__CHALLENGE__:
Copy, in full, each line of the material that holds the word "Change".

------ DATASET ENTRIES ------

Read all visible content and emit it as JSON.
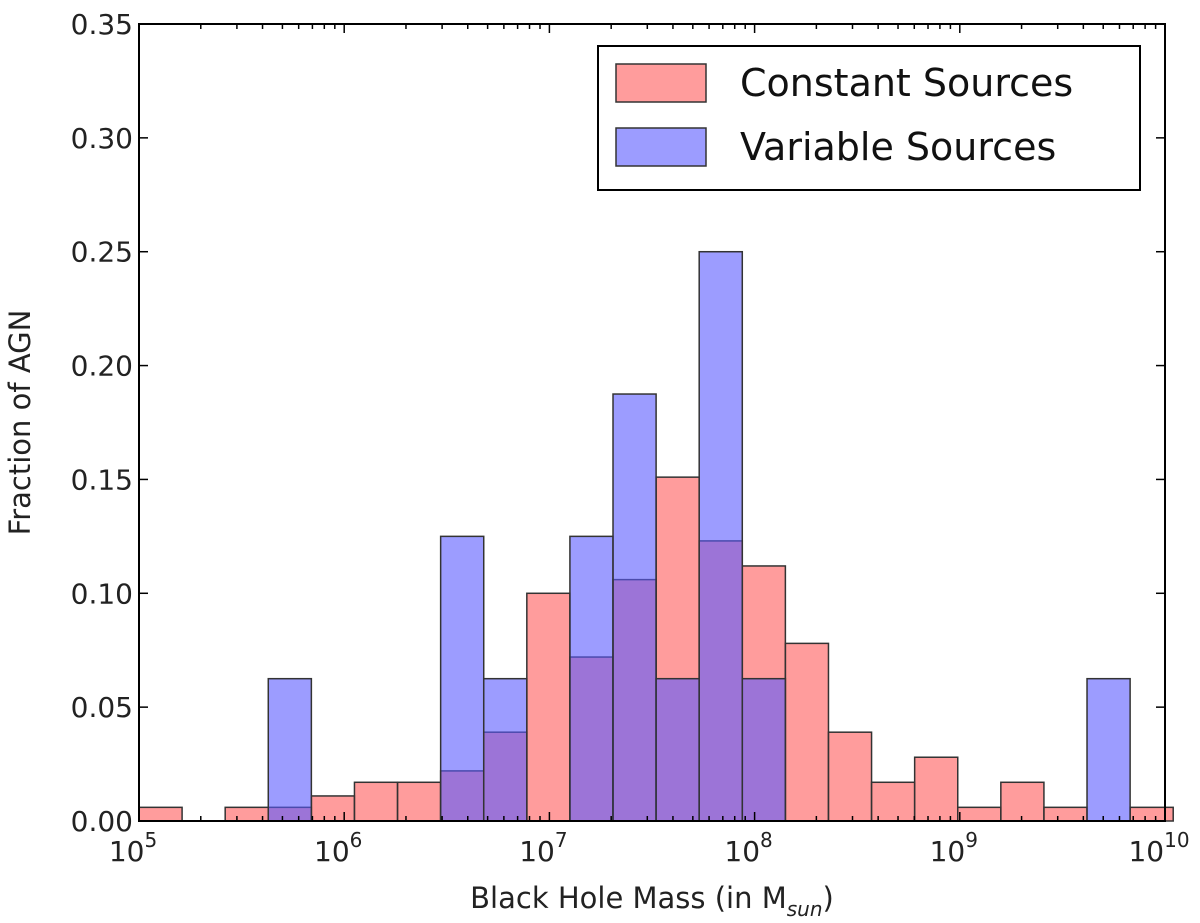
{
  "chart_data": {
    "type": "bar",
    "title": "",
    "xlabel": "Black Hole Mass (in M",
    "xlabel_subscript": "sun",
    "xlabel_close": ")",
    "ylabel": "Fraction of AGN",
    "x_scale": "log10",
    "xlim_log10": [
      5,
      10
    ],
    "ylim": [
      0,
      0.35
    ],
    "bin_width_log10": 0.21,
    "x_ticks": [
      {
        "base": "10",
        "exp": "5",
        "log": 5
      },
      {
        "base": "10",
        "exp": "6",
        "log": 6
      },
      {
        "base": "10",
        "exp": "7",
        "log": 7
      },
      {
        "base": "10",
        "exp": "8",
        "log": 8
      },
      {
        "base": "10",
        "exp": "9",
        "log": 9
      },
      {
        "base": "10",
        "exp": "10",
        "log": 10
      }
    ],
    "y_ticks": [
      "0.00",
      "0.05",
      "0.10",
      "0.15",
      "0.20",
      "0.25",
      "0.30",
      "0.35"
    ],
    "y_tick_values": [
      0,
      0.05,
      0.1,
      0.15,
      0.2,
      0.25,
      0.3,
      0.35
    ],
    "legend_position": "top-right",
    "series": [
      {
        "name": "Constant Sources",
        "color": "#ff5a5a",
        "opacity": 0.6,
        "bins_log10_left": [
          5.0,
          5.42,
          5.63,
          5.84,
          6.05,
          6.26,
          6.47,
          6.68,
          6.89,
          7.1,
          7.31,
          7.52,
          7.73,
          7.94,
          8.15,
          8.36,
          8.57,
          8.78,
          8.99,
          9.2,
          9.41,
          9.83
        ],
        "values": [
          0.006,
          0.006,
          0.006,
          0.011,
          0.017,
          0.017,
          0.022,
          0.039,
          0.1,
          0.072,
          0.106,
          0.151,
          0.123,
          0.112,
          0.078,
          0.039,
          0.017,
          0.028,
          0.006,
          0.017,
          0.006,
          0.006
        ]
      },
      {
        "name": "Variable Sources",
        "color": "#5a5aff",
        "opacity": 0.6,
        "bins_log10_left": [
          5.63,
          6.47,
          6.68,
          7.1,
          7.31,
          7.52,
          7.73,
          7.94,
          9.62
        ],
        "values": [
          0.0625,
          0.125,
          0.0625,
          0.125,
          0.1875,
          0.0625,
          0.25,
          0.0625,
          0.0625
        ]
      }
    ]
  }
}
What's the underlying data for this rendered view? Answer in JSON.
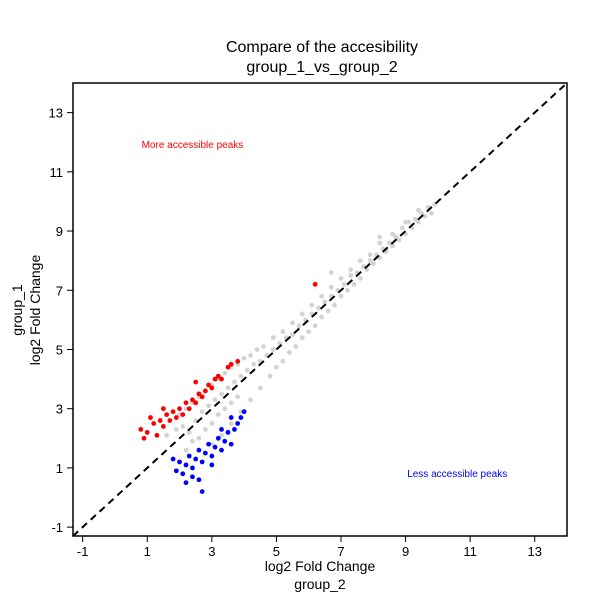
{
  "chart_data": {
    "type": "scatter",
    "title": "Compare of the accesibility",
    "subtitle": "group_1_vs_group_2",
    "xlabel": "log2 Fold Change",
    "xlabel_group": "group_2",
    "ylabel": "log2 Fold Change",
    "ylabel_group": "group_1",
    "xlim": [
      -1.3,
      14
    ],
    "ylim": [
      -1.3,
      14
    ],
    "xticks": [
      "-1",
      "1",
      "3",
      "5",
      "7",
      "9",
      "11",
      "13"
    ],
    "yticks": [
      "-1",
      "1",
      "3",
      "5",
      "7",
      "9",
      "11",
      "13"
    ],
    "grid": false,
    "reference_line": {
      "style": "dashed",
      "color": "#000000",
      "slope": 1,
      "intercept": 0
    },
    "annotations": [
      {
        "text": "More accessible peaks",
        "color": "#ff0000",
        "x": 2.4,
        "y": 11.8
      },
      {
        "text": "Less accessible peaks",
        "color": "#0000ff",
        "x": 10.6,
        "y": 0.7
      }
    ],
    "series": [
      {
        "color": "#d3d3d3",
        "points": [
          [
            1.6,
            2.1
          ],
          [
            1.9,
            2.3
          ],
          [
            2.1,
            2.4
          ],
          [
            2.3,
            2.2
          ],
          [
            2.5,
            2.6
          ],
          [
            2.7,
            2.9
          ],
          [
            2.9,
            3.1
          ],
          [
            3.1,
            3.3
          ],
          [
            3.3,
            3.5
          ],
          [
            3.5,
            3.7
          ],
          [
            3.7,
            3.9
          ],
          [
            3.9,
            4.1
          ],
          [
            4.1,
            4.3
          ],
          [
            4.3,
            4.5
          ],
          [
            4.5,
            4.6
          ],
          [
            4.7,
            4.8
          ],
          [
            4.9,
            5.0
          ],
          [
            5.1,
            5.2
          ],
          [
            5.3,
            5.4
          ],
          [
            5.5,
            5.5
          ],
          [
            5.7,
            5.8
          ],
          [
            5.9,
            6.0
          ],
          [
            6.1,
            6.2
          ],
          [
            6.3,
            6.4
          ],
          [
            6.5,
            6.6
          ],
          [
            6.7,
            6.8
          ],
          [
            6.9,
            7.0
          ],
          [
            7.1,
            7.2
          ],
          [
            7.3,
            7.5
          ],
          [
            7.5,
            7.6
          ],
          [
            7.7,
            7.8
          ],
          [
            7.9,
            8.0
          ],
          [
            8.1,
            8.2
          ],
          [
            8.3,
            8.4
          ],
          [
            8.5,
            8.6
          ],
          [
            8.7,
            8.8
          ],
          [
            8.9,
            9.1
          ],
          [
            9.1,
            9.3
          ],
          [
            9.3,
            9.4
          ],
          [
            9.5,
            9.6
          ],
          [
            9.7,
            9.8
          ],
          [
            9.9,
            9.9
          ],
          [
            2.2,
            1.6
          ],
          [
            2.4,
            1.9
          ],
          [
            2.6,
            2.0
          ],
          [
            2.8,
            2.3
          ],
          [
            3.0,
            2.5
          ],
          [
            3.2,
            2.8
          ],
          [
            3.4,
            3.0
          ],
          [
            3.6,
            3.2
          ],
          [
            3.8,
            3.4
          ],
          [
            2.0,
            2.8
          ],
          [
            2.2,
            3.0
          ],
          [
            2.4,
            3.2
          ],
          [
            2.6,
            3.4
          ],
          [
            2.8,
            3.6
          ],
          [
            3.0,
            3.8
          ],
          [
            3.2,
            4.0
          ],
          [
            3.4,
            4.2
          ],
          [
            3.6,
            4.4
          ],
          [
            3.8,
            4.5
          ],
          [
            4.0,
            4.7
          ],
          [
            4.2,
            4.8
          ],
          [
            4.4,
            5.0
          ],
          [
            4.6,
            5.1
          ],
          [
            2.5,
            1.3
          ],
          [
            2.8,
            1.5
          ],
          [
            3.0,
            1.8
          ],
          [
            3.3,
            2.1
          ],
          [
            3.6,
            2.5
          ],
          [
            3.9,
            2.9
          ],
          [
            4.2,
            3.3
          ],
          [
            4.5,
            3.7
          ],
          [
            4.8,
            4.1
          ],
          [
            5.0,
            4.4
          ],
          [
            5.2,
            4.6
          ],
          [
            5.4,
            4.9
          ],
          [
            5.6,
            5.1
          ],
          [
            5.8,
            5.4
          ],
          [
            6.0,
            5.6
          ],
          [
            6.2,
            5.8
          ],
          [
            6.4,
            6.1
          ],
          [
            6.6,
            6.3
          ],
          [
            6.8,
            6.5
          ],
          [
            7.0,
            6.8
          ],
          [
            7.2,
            7.0
          ],
          [
            7.4,
            7.2
          ],
          [
            7.6,
            7.4
          ],
          [
            7.8,
            7.7
          ],
          [
            8.0,
            7.9
          ],
          [
            8.2,
            8.1
          ],
          [
            8.4,
            8.3
          ],
          [
            8.6,
            8.5
          ],
          [
            8.8,
            8.7
          ],
          [
            9.0,
            8.9
          ],
          [
            9.2,
            9.1
          ],
          [
            9.4,
            9.3
          ],
          [
            9.6,
            9.5
          ],
          [
            9.8,
            9.6
          ],
          [
            4.9,
            5.4
          ],
          [
            5.2,
            5.6
          ],
          [
            5.5,
            5.9
          ],
          [
            5.8,
            6.2
          ],
          [
            6.1,
            6.5
          ],
          [
            6.4,
            6.8
          ],
          [
            6.7,
            7.1
          ],
          [
            7.0,
            7.4
          ],
          [
            7.3,
            7.7
          ],
          [
            7.6,
            8.0
          ],
          [
            7.9,
            8.2
          ],
          [
            8.2,
            8.6
          ],
          [
            8.6,
            8.9
          ],
          [
            9.0,
            9.3
          ],
          [
            9.4,
            9.7
          ],
          [
            8.2,
            8.8
          ],
          [
            6.7,
            7.6
          ]
        ]
      },
      {
        "color": "#ff0000",
        "points": [
          [
            0.8,
            2.3
          ],
          [
            1.0,
            2.2
          ],
          [
            1.2,
            2.5
          ],
          [
            1.4,
            2.6
          ],
          [
            1.5,
            2.4
          ],
          [
            1.6,
            2.8
          ],
          [
            1.7,
            2.6
          ],
          [
            1.8,
            2.9
          ],
          [
            1.9,
            2.7
          ],
          [
            2.0,
            3.0
          ],
          [
            2.1,
            2.8
          ],
          [
            2.2,
            3.2
          ],
          [
            2.3,
            3.0
          ],
          [
            2.4,
            3.3
          ],
          [
            2.5,
            3.2
          ],
          [
            2.6,
            3.5
          ],
          [
            2.7,
            3.4
          ],
          [
            2.8,
            3.6
          ],
          [
            2.9,
            3.8
          ],
          [
            3.0,
            3.7
          ],
          [
            3.1,
            4.0
          ],
          [
            3.2,
            4.1
          ],
          [
            3.3,
            4.0
          ],
          [
            3.5,
            4.4
          ],
          [
            3.6,
            4.5
          ],
          [
            3.8,
            4.6
          ],
          [
            1.3,
            2.1
          ],
          [
            1.1,
            2.7
          ],
          [
            0.9,
            2.0
          ],
          [
            1.5,
            3.0
          ],
          [
            2.5,
            3.9
          ],
          [
            6.2,
            7.2
          ]
        ]
      },
      {
        "color": "#0000ff",
        "points": [
          [
            1.9,
            0.9
          ],
          [
            2.0,
            1.2
          ],
          [
            2.1,
            0.8
          ],
          [
            2.2,
            1.1
          ],
          [
            2.3,
            1.4
          ],
          [
            2.4,
            1.0
          ],
          [
            2.5,
            1.3
          ],
          [
            2.6,
            1.6
          ],
          [
            2.7,
            1.2
          ],
          [
            2.8,
            1.5
          ],
          [
            2.9,
            1.8
          ],
          [
            3.0,
            1.4
          ],
          [
            3.1,
            1.7
          ],
          [
            3.2,
            2.0
          ],
          [
            3.3,
            1.6
          ],
          [
            3.4,
            1.9
          ],
          [
            3.5,
            2.2
          ],
          [
            3.6,
            1.8
          ],
          [
            3.7,
            2.3
          ],
          [
            3.8,
            2.5
          ],
          [
            3.9,
            2.7
          ],
          [
            4.0,
            2.9
          ],
          [
            3.3,
            2.3
          ],
          [
            3.6,
            2.7
          ],
          [
            2.4,
            0.7
          ],
          [
            2.6,
            0.6
          ],
          [
            2.7,
            0.2
          ],
          [
            2.2,
            0.5
          ],
          [
            1.8,
            1.3
          ],
          [
            3.0,
            1.1
          ]
        ]
      }
    ]
  }
}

------

__ANSWER TO THE PROBLEM__:
    "xlabel": "log2 Fold Change",
    "ylabel": "log2 Fold Change",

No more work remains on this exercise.